Provided text:
——
9. On July 15, 1976, the Internal Revenue Service mailed Mr. and Mrs. Byers notice of disallowance of their refund claim.
10. The transaction giving rise to the profits realized and claimed as longterm capital gain arose as follows:
A. On or about May 10, 1973, plaintiff, Allen B. Byers, entered into an agreement with Ridge Associates & Company whereby he paid to Ridge Associates $50,000 and received in exchange a non-interest bearing promissory note of $50,000 executed to him by Robert D. Johnson for Ridge Associates.
B. The agreement provided that Ridge Associates & Company would pay to Allen B. Byers by a fixed date the full and just proceeds of certain import franchises, such proceeds guaranteed to amount to no less than $21,500;
C. On or about January 10, 1973, plaintiff, Allen C. Byers, received from Ridge Associates & Company $71,500, which constituted the full proceeds plus recoupment of capital realized as a result of the agreement and the note.
11. During the taxable year 1973, Mary M. Byers received the amount of $2,180, which amount the plaintiffs claim constituted wages or payments in lieu of wages paid under a wage continuation plan described in 26 U.S.C. § 105(d).
12. Mary M. Byers died on November 6, 1975. She is the deceased spouse of Allen C. Byers, who is the duly qualified and appointed Administrator of her estate.
The parties have agreed that the issues are limited to:
(1) Whether the profits realized by the plaintiffs from their transactions with Robert D. Johnson and his wine import or pyramid scheme constitute ordinary income or capital gain;
(2) Whether the amount of $2,180 received during the taxable year 1973 by Mary M. Byers, an employee and officer of the Camar Corporation, constitutes income excluded from tax assessment by the provisions for wage continuation plans found in 26 U.S.C. § 105(d);
(3) Whether the Estate of Mary M. Byers and plaintiff, Allen C. Byers, should be subject to the penalty provision of 26 U.S.C. § 6653(a) for negligent or intentional underreported income for the taxable year of 1973.
*1177 Evidence in the form of oral testimony, depositions, stipulations, and exhibits were presented at trial and the parties have submitted memoranda and briefs to the Court for its final decision. On request of the plaintiffs, the Court directs the Clerk to file plaintiffs' Memorandum in Response to Post-Trial Memorandum of Defendant.
The Court will first consider two objections raised by defendant at trial, and pursued subsequent to trial by briefs, with regard to plaintiffs' amended pleading and plaintiffs' attempt to introduce the criminal file of United States v. Robert D. Johnson, Cr. 216-74A, into evidence.
——
Challenge 1: According to the court text on the Byers tax refund case, on what date did Mary M. Byers die?
Challenge 2: Carry on the court text on the Byers tax refund case, starting after its final sentence.

Source material:
——
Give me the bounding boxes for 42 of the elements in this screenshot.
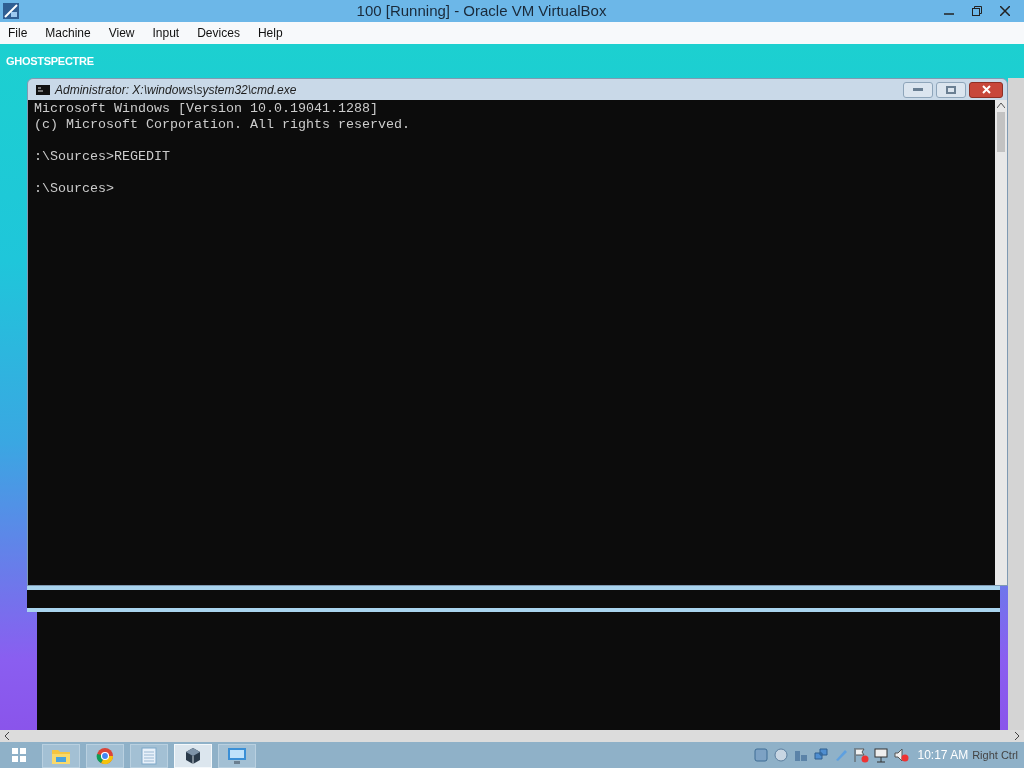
——
Reply 1: November 6, 1975.

Reply 2:
Defendant complains that plaintiffs should not be allowed to amend their complaint at the day of trial to include an alternative claim that the alleged long-term capital gain realized by the plaintiffs resulted from the sale or exchange of their rights in a Ponzi or pyramid scheme. Defendant contends that the alternative claim is at variance with the refund claim filed by plaintiffs claiming long-term capital gains from the sale of wine franchises. The Court notes that it might appear at first blush from a literal reading of the amended pleading and the refund claim that a variance arises between claims for investment gains in wine franchises and a pyramid scheme. However, the Court agrees with the plaintiffs that whether the transaction is designated a sale of interests in a pyramid scheme or a sale of interests in wine franchises is inconsequential, for it appears from the record that defendant has had notice long before the refund claims were filed of the nature of the transaction giving rise to the claims, including the specific amounts involved, characterization, factual basis and other relevant facts. It is the opinion of the Court that this notice satisfies the requisites for amendment, United States v. Felt and Tarrant Mfg. Co., 283 U.S. 269, 51 S. Ct. 376, 75 L. Ed. 1025 (1931); Real Estate-Land Title & Trust Co. v. United States, 309 U.S. 13, 60 S. Ct. 371, 84 L. Ed. 542 (1940); and that defendant has been neither surprised nor mislead by the refund claim and alternative pleading. Therefore, the Court finds no variance and directs that the amendment to the Complaint be filed.
Defendant also complains that the plaintiffs' exhibit, consisting of the criminal file on Robert D. Johnson and his fraudulent pyramid scheme, should not be admitted on the grounds that it was not listed in the plaintiffs' pretrial list of exhibits, it is hearsay, and it is irrelevant to the issues in the case.
The Court finds that the exhibit objected to was not listed in the plaintiff's pretrial list of exhibits as required by Local Rule 13 and further, that prosecution of Robert D. Johnson for his activities relating to the Ponzi or pyramid scheme based on the fictionalized wine import and franchise business is immaterial to this case. The Court, therefore, holds that the criminal file, United States v. Robert D. Johnson, Cr. 216-74A, not be admitted as an exhibit into evidence. However, the Court notes that it is quite familiar with the activities carried on in the name of this fraudulent wine franchise business and takes judicial notice pursuant to Rule 201, Federal Rules of Evidence, of the Ponzi or pyramid scheme perpetrated by Robert D. Johnson against persons such as the plaintiffs.
The Court will next consider the issue of whether the profits realized by the plaintiffs from their transactions with Robert D. Johnson and his wine import or pyramid scheme constitute ordinary income or capital gain.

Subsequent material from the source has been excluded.